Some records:
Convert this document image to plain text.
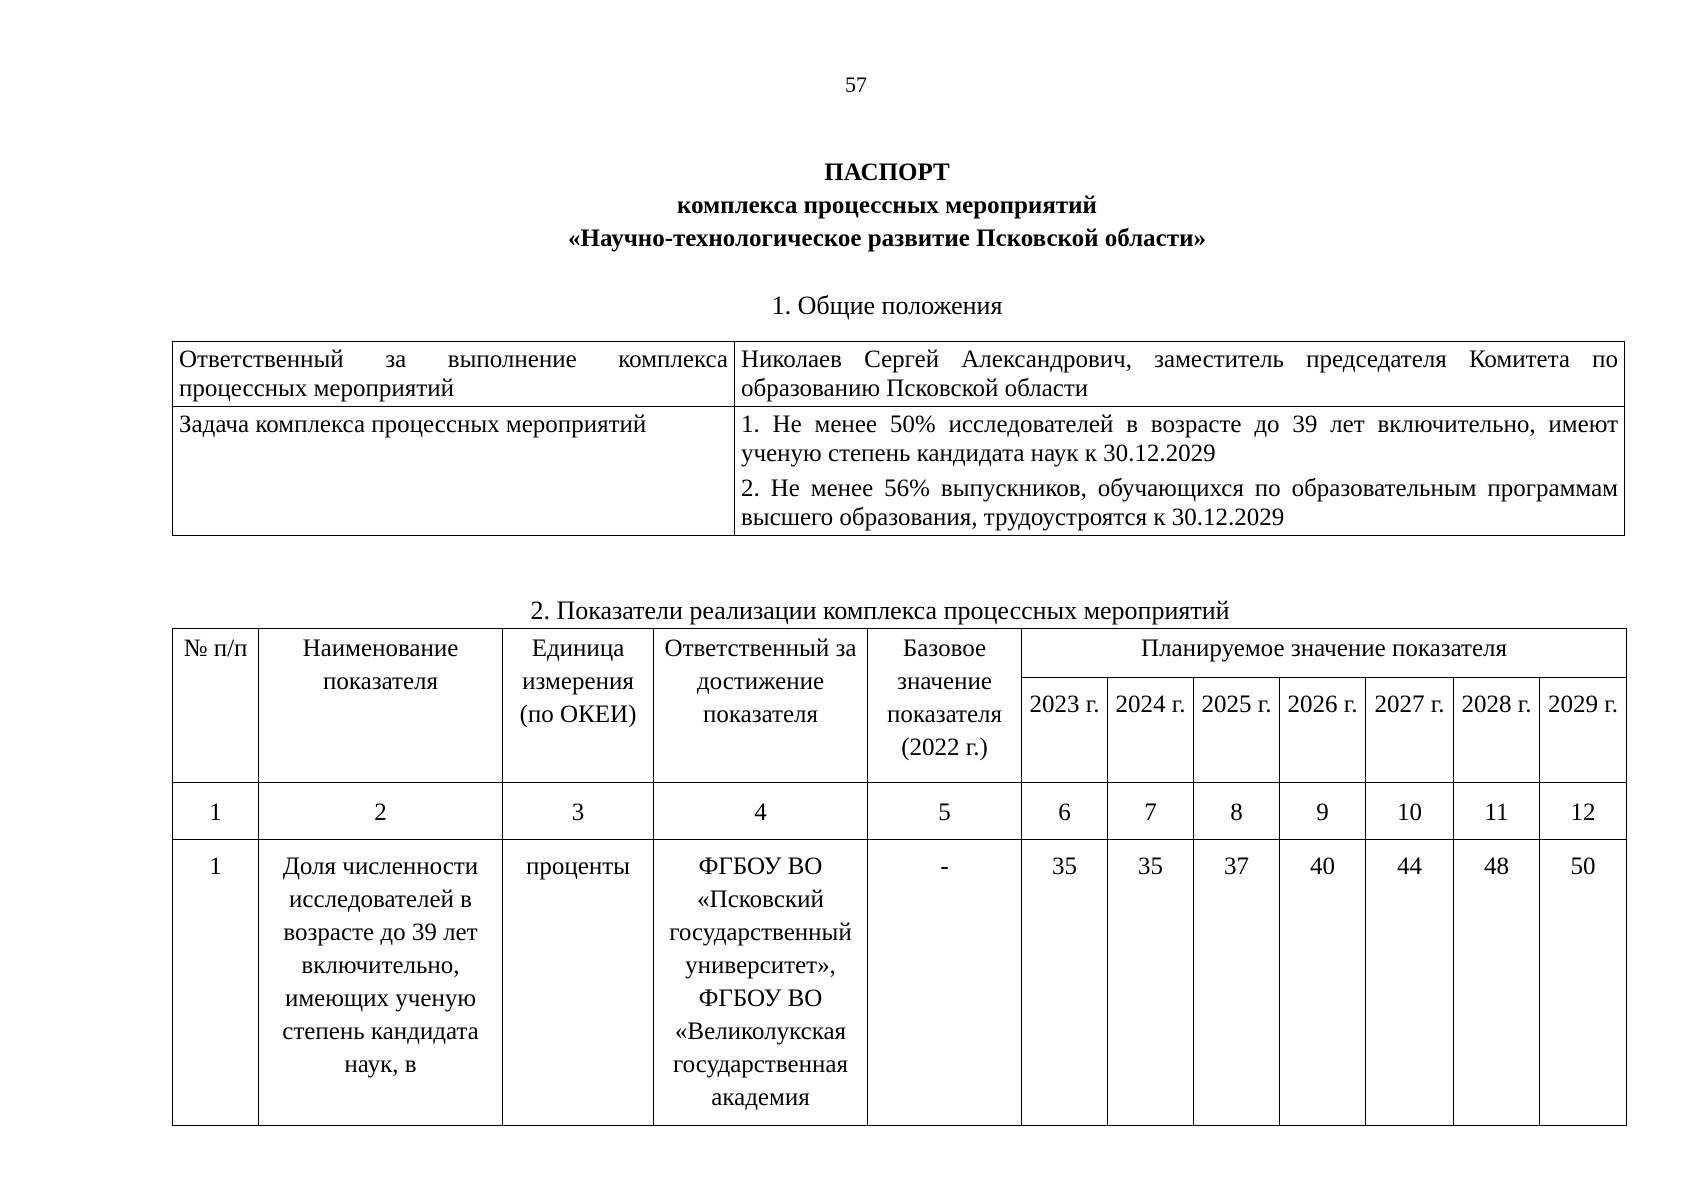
57
ПАСПОРТ
комплекса процессных мероприятий
«Научно-технологическое развитие Псковской области»
1. Общие положения
Ответственный за выполнение комплекса процессных мероприятий	Николаев Сергей Александрович, заместитель председателя Комитета по образованию Псковской области
Задача комплекса процессных мероприятий	1. Не менее 50% исследователей в возрасте до 39 лет включительно, имеют ученую степень кандидата наук к 30.12.2029

2. Не менее 56% выпускников, обучающихся по образовательным программам высшего образования, трудоустроятся к 30.12.2029

2. Показатели реализации комплекса процессных мероприятий
№ п/п	Наименование показателя	Единица измерения (по ОКЕИ)	Ответственный за достижение показателя	Базовое значение показателя (2022 г.)	Планируемое значение показателя						
					2023 г.	2024 г.	2025 г.	2026 г.	2027 г.	2028 г.	2029 г.
1	2	3	4	5	6	7	8	9	10	11	12
1	Доля численности исследователей в возрасте до 39 лет включительно, имеющих ученую степень кандидата наук, в	проценты	ФГБОУ ВО «Псковский государственный университет», ФГБОУ ВО «Великолукская государственная академия	-	35	35	37	40	44	48	50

Prompt =
Find the lines with the string "возрасте" and reproduce them.

Complete response =
Задача комплекса процессных мероприятий	1. Не менее 50% исследователей в возрасте до 39 лет включительно, имеют ученую степень кандидата наук к 30.12.2029
1	Доля численности исследователей в возрасте до 39 лет включительно, имеющих ученую степень кандидата наук, в	проценты	ФГБОУ ВО «Псковский государственный университет», ФГБОУ ВО «Великолукская государственная академия	-	35	35	37	40	44	48	50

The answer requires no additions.